**TO BE DONE:** Exclude the pictures, then repeat the remaining data exactly.

**Part of a data file:**
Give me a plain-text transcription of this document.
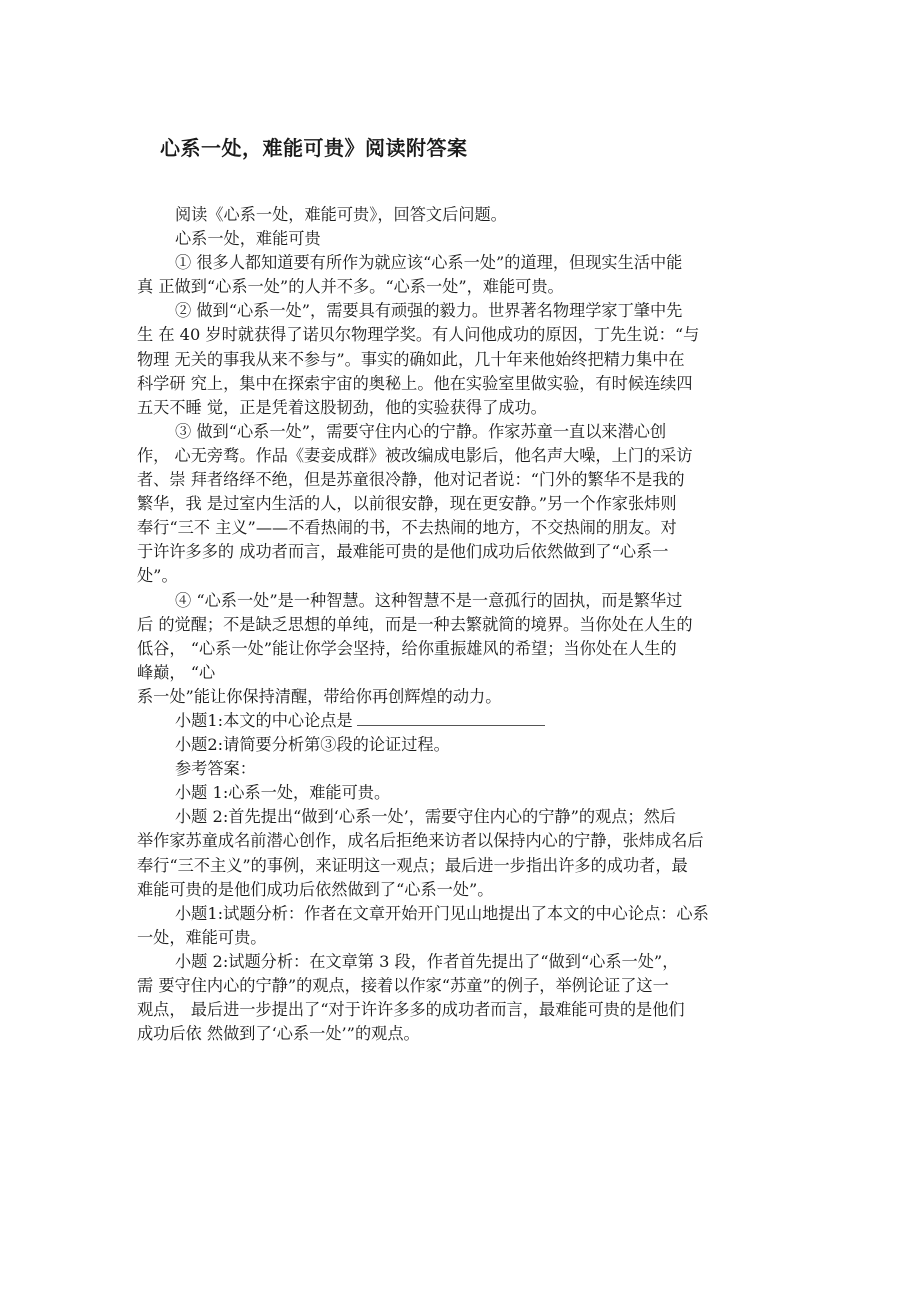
心系一处，难能可贵》阅读附答案
阅读《心系一处，难能可贵》，回答文后问题。
心系一处，难能可贵
① 很多人都知道要有所作为就应该“心系一处”的道理，但现实生活中能
真 正做到“心系一处”的人并不多。“心系一处”，难能可贵。
② 做到“心系一处”，需要具有顽强的毅力。世界著名物理学家丁肇中先
生 在 40 岁时就获得了诺贝尔物理学奖。有人问他成功的原因，丁先生说：“与
物理 无关的事我从来不参与”。事实的确如此，几十年来他始终把精力集中在
科学研 究上，集中在探索宇宙的奥秘上。他在实验室里做实验，有时候连续四
五天不睡 觉，正是凭着这股韧劲，他的实验获得了成功。
③ 做到“心系一处”，需要守住内心的宁静。作家苏童一直以来潜心创
作， 心无旁骛。作品《妻妾成群》被改编成电影后，他名声大噪，上门的采访
者、崇 拜者络绎不绝，但是苏童很冷静，他对记者说：“门外的繁华不是我的
繁华，我 是过室内生活的人，以前很安静，现在更安静。”另一个作家张炜则
奉行“三不 主义”——不看热闹的书，不去热闹的地方，不交热闹的朋友。对
于许许多多的 成功者而言，最难能可贵的是他们成功后依然做到了“心系一
处”。
④ “心系一处”是一种智慧。这种智慧不是一意孤行的固执，而是繁华过
后 的觉醒；不是缺乏思想的单纯，而是一种去繁就简的境界。当你处在人生的
低谷， “心系一处”能让你学会坚持，给你重振雄风的希望；当你处在人生的
峰巅， “心
系一处”能让你保持清醒，带给你再创辉煌的动力。
小题1:本文的中心论点是
小题2:请简要分析第③段的论证过程。
参考答案：
小题 1:心系一处，难能可贵。
小题 2:首先提出“做到‘心系一处’，需要守住内心的宁静”的观点；然后
举作家苏童成名前潜心创作，成名后拒绝来访者以保持内心的宁静，张炜成名后
奉行“三不主义”的事例，来证明这一观点；最后进一步指出许多的成功者，最
难能可贵的是他们成功后依然做到了“心系一处”。
小题1:试题分析：作者在文章开始开门见山地提出了本文的中心论点：心系
一处，难能可贵。
小题 2:试题分析：在文章第 3 段，作者首先提出了“做到“心系一处”，
需 要守住内心的宁静”的观点，接着以作家“苏童”的例子，举例论证了这一
观点， 最后进一步提出了“对于许许多多的成功者而言，最难能可贵的是他们
成功后依 然做到了‘心系一处’”的观点。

**SOLUTION TO THIS TASK:**
Give me a plain-text transcription of this document.
心系一处，难能可贵》阅读附答案
阅读《心系一处，难能可贵》，回答文后问题。
心系一处，难能可贵
① 很多人都知道要有所作为就应该“心系一处”的道理，但现实生活中能
真 正做到“心系一处”的人并不多。“心系一处”，难能可贵。
② 做到“心系一处”，需要具有顽强的毅力。世界著名物理学家丁肇中先
生 在 40 岁时就获得了诺贝尔物理学奖。有人问他成功的原因，丁先生说：“与
物理 无关的事我从来不参与”。事实的确如此，几十年来他始终把精力集中在
科学研 究上，集中在探索宇宙的奥秘上。他在实验室里做实验，有时候连续四
五天不睡 觉，正是凭着这股韧劲，他的实验获得了成功。
③ 做到“心系一处”，需要守住内心的宁静。作家苏童一直以来潜心创
作， 心无旁骛。作品《妻妾成群》被改编成电影后，他名声大噪，上门的采访
者、崇 拜者络绎不绝，但是苏童很冷静，他对记者说：“门外的繁华不是我的
繁华，我 是过室内生活的人，以前很安静，现在更安静。”另一个作家张炜则
奉行“三不 主义”——不看热闹的书，不去热闹的地方，不交热闹的朋友。对
于许许多多的 成功者而言，最难能可贵的是他们成功后依然做到了“心系一
处”。
④ “心系一处”是一种智慧。这种智慧不是一意孤行的固执，而是繁华过
后 的觉醒；不是缺乏思想的单纯，而是一种去繁就简的境界。当你处在人生的
低谷， “心系一处”能让你学会坚持，给你重振雄风的希望；当你处在人生的
峰巅， “心
系一处”能让你保持清醒，带给你再创辉煌的动力。
小题1:本文的中心论点是
小题2:请简要分析第③段的论证过程。
参考答案：
小题 1:心系一处，难能可贵。
小题 2:首先提出“做到‘心系一处’，需要守住内心的宁静”的观点；然后
举作家苏童成名前潜心创作，成名后拒绝来访者以保持内心的宁静，张炜成名后
奉行“三不主义”的事例，来证明这一观点；最后进一步指出许多的成功者，最
难能可贵的是他们成功后依然做到了“心系一处”。
小题1:试题分析：作者在文章开始开门见山地提出了本文的中心论点：心系
一处，难能可贵。
小题 2:试题分析：在文章第 3 段，作者首先提出了“做到“心系一处”，
需 要守住内心的宁静”的观点，接着以作家“苏童”的例子，举例论证了这一
观点， 最后进一步提出了“对于许许多多的成功者而言，最难能可贵的是他们
成功后依 然做到了‘心系一处’”的观点。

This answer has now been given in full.